↓↓↓

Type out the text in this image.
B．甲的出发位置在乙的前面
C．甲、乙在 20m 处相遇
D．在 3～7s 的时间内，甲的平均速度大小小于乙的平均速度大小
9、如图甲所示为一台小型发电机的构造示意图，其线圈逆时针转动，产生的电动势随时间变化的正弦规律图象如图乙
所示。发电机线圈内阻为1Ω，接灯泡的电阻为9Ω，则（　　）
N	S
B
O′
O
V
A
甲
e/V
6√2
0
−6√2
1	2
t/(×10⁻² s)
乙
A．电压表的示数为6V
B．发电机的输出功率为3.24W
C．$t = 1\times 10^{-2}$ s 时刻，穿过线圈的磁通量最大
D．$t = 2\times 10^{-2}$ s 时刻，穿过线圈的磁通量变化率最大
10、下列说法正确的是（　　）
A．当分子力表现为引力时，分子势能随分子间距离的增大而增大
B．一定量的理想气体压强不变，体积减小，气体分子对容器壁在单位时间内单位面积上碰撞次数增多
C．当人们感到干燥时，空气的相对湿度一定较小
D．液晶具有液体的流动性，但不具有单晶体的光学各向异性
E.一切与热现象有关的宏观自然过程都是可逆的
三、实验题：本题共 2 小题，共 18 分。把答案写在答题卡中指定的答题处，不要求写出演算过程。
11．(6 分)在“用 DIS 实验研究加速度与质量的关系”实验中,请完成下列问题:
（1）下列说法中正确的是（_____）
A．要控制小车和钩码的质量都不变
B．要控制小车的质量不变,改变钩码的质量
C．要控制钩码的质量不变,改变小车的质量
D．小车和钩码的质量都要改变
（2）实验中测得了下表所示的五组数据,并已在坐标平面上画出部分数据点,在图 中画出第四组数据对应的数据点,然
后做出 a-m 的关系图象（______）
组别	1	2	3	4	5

↑↑↑

* **What you are asked to do**
Repeat all of the entries exactly.

* **Exercise response**
Type out the text in this image.
B．甲的出发位置在乙的前面
C．甲、乙在 20m 处相遇
D．在 3～7s 的时间内，甲的平均速度大小小于乙的平均速度大小
9、如图甲所示为一台小型发电机的构造示意图，其线圈逆时针转动，产生的电动势随时间变化的正弦规律图象如图乙
所示。发电机线圈内阻为1Ω，接灯泡的电阻为9Ω，则（　　）
N	S
B
O′
O
V
A
甲
e/V
6√2
0
−6√2
1	2
t/(×10⁻² s)
乙
A．电压表的示数为6V
B．发电机的输出功率为3.24W
C．$t = 1\times 10^{-2}$ s 时刻，穿过线圈的磁通量最大
D．$t = 2\times 10^{-2}$ s 时刻，穿过线圈的磁通量变化率最大
10、下列说法正确的是（　　）
A．当分子力表现为引力时，分子势能随分子间距离的增大而增大
B．一定量的理想气体压强不变，体积减小，气体分子对容器壁在单位时间内单位面积上碰撞次数增多
C．当人们感到干燥时，空气的相对湿度一定较小
D．液晶具有液体的流动性，但不具有单晶体的光学各向异性
E.一切与热现象有关的宏观自然过程都是可逆的
三、实验题：本题共 2 小题，共 18 分。把答案写在答题卡中指定的答题处，不要求写出演算过程。
11．(6 分)在“用 DIS 实验研究加速度与质量的关系”实验中,请完成下列问题:
（1）下列说法中正确的是（_____）
A．要控制小车和钩码的质量都不变
B．要控制小车的质量不变,改变钩码的质量
C．要控制钩码的质量不变,改变小车的质量
D．小车和钩码的质量都要改变
（2）实验中测得了下表所示的五组数据,并已在坐标平面上画出部分数据点,在图 中画出第四组数据对应的数据点,然
后做出 a-m 的关系图象（______）
组别	1	2	3	4	5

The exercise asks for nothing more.